┌──

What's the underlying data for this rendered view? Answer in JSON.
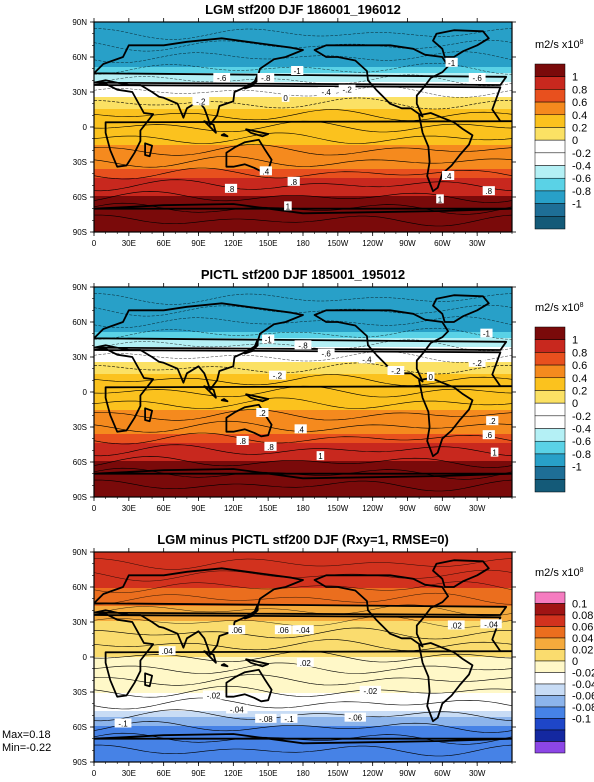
{
  "chart_data": [
    {
      "type": "heatmap",
      "title": "LGM stf200 DJF 186001_196012",
      "x_ticks": [
        "0",
        "30E",
        "60E",
        "90E",
        "120E",
        "150E",
        "180",
        "150W",
        "120W",
        "90W",
        "60W",
        "30W"
      ],
      "y_ticks": [
        "90N",
        "60N",
        "30N",
        "0",
        "30S",
        "60S",
        "90S"
      ],
      "colorbar": {
        "units": "m2/s x10",
        "exponent": "8",
        "levels": [
          "1",
          "0.8",
          "0.6",
          "0.4",
          "0.2",
          "0",
          "-0.2",
          "-0.4",
          "-0.6",
          "-0.8",
          "-1"
        ],
        "colors": [
          "#7a0a0a",
          "#c8281e",
          "#e8501e",
          "#f58a1e",
          "#fbc21e",
          "#fbe164",
          "#ffffff",
          "#ffffff",
          "#b4f0f5",
          "#5ad2e6",
          "#28a0c8",
          "#1e6e96",
          "#145a78"
        ]
      },
      "zonal_profile": {
        "lat": [
          90,
          60,
          45,
          30,
          15,
          0,
          -15,
          -30,
          -45,
          -60,
          -90
        ],
        "value": [
          -1,
          -1,
          -0.6,
          -0.1,
          0.2,
          0.3,
          0.4,
          0.5,
          0.8,
          1,
          1
        ]
      },
      "contour_labels": [
        {
          "text": "-1",
          "lon": 175,
          "lat": 48
        },
        {
          "text": "-.6",
          "lon": 110,
          "lat": 42
        },
        {
          "text": "-.8",
          "lon": 148,
          "lat": 42
        },
        {
          "text": "-.4",
          "lon": 200,
          "lat": 30
        },
        {
          "text": "-.2",
          "lon": 92,
          "lat": 22
        },
        {
          "text": "0",
          "lon": 165,
          "lat": 25
        },
        {
          "text": "-.2",
          "lon": 218,
          "lat": 32
        },
        {
          "text": "-1",
          "lon": 308,
          "lat": 55
        },
        {
          "text": "-.6",
          "lon": 330,
          "lat": 42
        },
        {
          "text": ".4",
          "lon": 148,
          "lat": -38
        },
        {
          "text": ".8",
          "lon": 118,
          "lat": -53
        },
        {
          "text": ".8",
          "lon": 172,
          "lat": -47
        },
        {
          "text": ".4",
          "lon": 305,
          "lat": -42
        },
        {
          "text": "1",
          "lon": 167,
          "lat": -68
        },
        {
          "text": "1",
          "lon": 298,
          "lat": -62
        },
        {
          "text": ".8",
          "lon": 340,
          "lat": -55
        }
      ]
    },
    {
      "type": "heatmap",
      "title": "PICTL stf200 DJF 185001_195012",
      "x_ticks": [
        "0",
        "30E",
        "60E",
        "90E",
        "120E",
        "150E",
        "180",
        "150W",
        "120W",
        "90W",
        "60W",
        "30W"
      ],
      "y_ticks": [
        "90N",
        "60N",
        "30N",
        "0",
        "30S",
        "60S",
        "90S"
      ],
      "colorbar": {
        "units": "m2/s x10",
        "exponent": "8",
        "levels": [
          "1",
          "0.8",
          "0.6",
          "0.4",
          "0.2",
          "0",
          "-0.2",
          "-0.4",
          "-0.6",
          "-0.8",
          "-1"
        ],
        "colors": [
          "#7a0a0a",
          "#c8281e",
          "#e8501e",
          "#f58a1e",
          "#fbc21e",
          "#fbe164",
          "#ffffff",
          "#ffffff",
          "#b4f0f5",
          "#5ad2e6",
          "#28a0c8",
          "#1e6e96",
          "#145a78"
        ]
      },
      "zonal_profile": {
        "lat": [
          90,
          60,
          45,
          30,
          15,
          0,
          -15,
          -30,
          -45,
          -60,
          -90
        ],
        "value": [
          -1,
          -1,
          -0.6,
          -0.1,
          0.2,
          0.3,
          0.4,
          0.5,
          0.8,
          1,
          1
        ]
      },
      "contour_labels": [
        {
          "text": "-1",
          "lon": 150,
          "lat": 45
        },
        {
          "text": "-.8",
          "lon": 180,
          "lat": 40
        },
        {
          "text": "-.6",
          "lon": 200,
          "lat": 33
        },
        {
          "text": "-.4",
          "lon": 235,
          "lat": 28
        },
        {
          "text": "-.2",
          "lon": 260,
          "lat": 18
        },
        {
          "text": "0",
          "lon": 290,
          "lat": 13
        },
        {
          "text": "-1",
          "lon": 338,
          "lat": 50
        },
        {
          "text": "-.2",
          "lon": 330,
          "lat": 25
        },
        {
          "text": "-.2",
          "lon": 158,
          "lat": 14
        },
        {
          "text": ".2",
          "lon": 145,
          "lat": -18
        },
        {
          "text": ".4",
          "lon": 178,
          "lat": -32
        },
        {
          "text": ".8",
          "lon": 128,
          "lat": -42
        },
        {
          "text": ".8",
          "lon": 152,
          "lat": -47
        },
        {
          "text": "1",
          "lon": 195,
          "lat": -55
        },
        {
          "text": ".2",
          "lon": 343,
          "lat": -25
        },
        {
          "text": ".6",
          "lon": 340,
          "lat": -37
        },
        {
          "text": "1",
          "lon": 345,
          "lat": -52
        }
      ]
    },
    {
      "type": "heatmap",
      "title": "LGM minus PICTL stf200 DJF (Rxy=1, RMSE=0)",
      "x_ticks": [
        "0",
        "30E",
        "60E",
        "90E",
        "120E",
        "150E",
        "180",
        "150W",
        "120W",
        "90W",
        "60W",
        "30W"
      ],
      "y_ticks": [
        "90N",
        "60N",
        "30N",
        "0",
        "30S",
        "60S",
        "90S"
      ],
      "colorbar": {
        "units": "m2/s x10",
        "exponent": "8",
        "levels": [
          "0.1",
          "0.08",
          "0.06",
          "0.04",
          "0.02",
          "0",
          "-0.02",
          "-0.04",
          "-0.06",
          "-0.08",
          "-0.1"
        ],
        "colors": [
          "#f57cc0",
          "#a01414",
          "#d2321e",
          "#eb6e1e",
          "#f5aa3c",
          "#fadc6e",
          "#fff8c8",
          "#ffffff",
          "#c8dcf5",
          "#8cb4eb",
          "#4682e6",
          "#1e46c8",
          "#1428a0",
          "#8c46e6"
        ]
      },
      "zonal_profile": {
        "lat": [
          90,
          75,
          60,
          45,
          30,
          15,
          0,
          -15,
          -30,
          -45,
          -60,
          -75,
          -90
        ],
        "value": [
          0.06,
          0.08,
          0.06,
          0.04,
          0.02,
          0.01,
          0,
          -0.01,
          -0.02,
          -0.04,
          -0.08,
          -0.1,
          -0.1
        ]
      },
      "contour_labels": [
        {
          "text": ".06",
          "lon": 123,
          "lat": 23
        },
        {
          "text": ".06",
          "lon": 163,
          "lat": 23
        },
        {
          "text": "-.04",
          "lon": 180,
          "lat": 23
        },
        {
          "text": ".04",
          "lon": 63,
          "lat": 5
        },
        {
          "text": ".02",
          "lon": 312,
          "lat": 27
        },
        {
          "text": "-.04",
          "lon": 342,
          "lat": 28
        },
        {
          "text": "-.02",
          "lon": 103,
          "lat": -33
        },
        {
          "text": "-.04",
          "lon": 123,
          "lat": -45
        },
        {
          "text": "-.08",
          "lon": 148,
          "lat": -53
        },
        {
          "text": "-.1",
          "lon": 168,
          "lat": -53
        },
        {
          "text": "-.06",
          "lon": 225,
          "lat": -52
        },
        {
          "text": "-.1",
          "lon": 25,
          "lat": -57
        },
        {
          "text": "-.02",
          "lon": 238,
          "lat": -29
        },
        {
          "text": ".02",
          "lon": 182,
          "lat": -5
        }
      ],
      "stats": {
        "max": "Max=0.18",
        "min": "Min=-0.22"
      }
    }
  ]
}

└──

Do this: Show each line of the listing that holds the string "title".

Final result:
      "title": "LGM stf200 DJF 186001_196012",
      "title": "PICTL stf200 DJF 185001_195012",
      "title": "LGM minus PICTL stf200 DJF (Rxy=1, RMSE=0)",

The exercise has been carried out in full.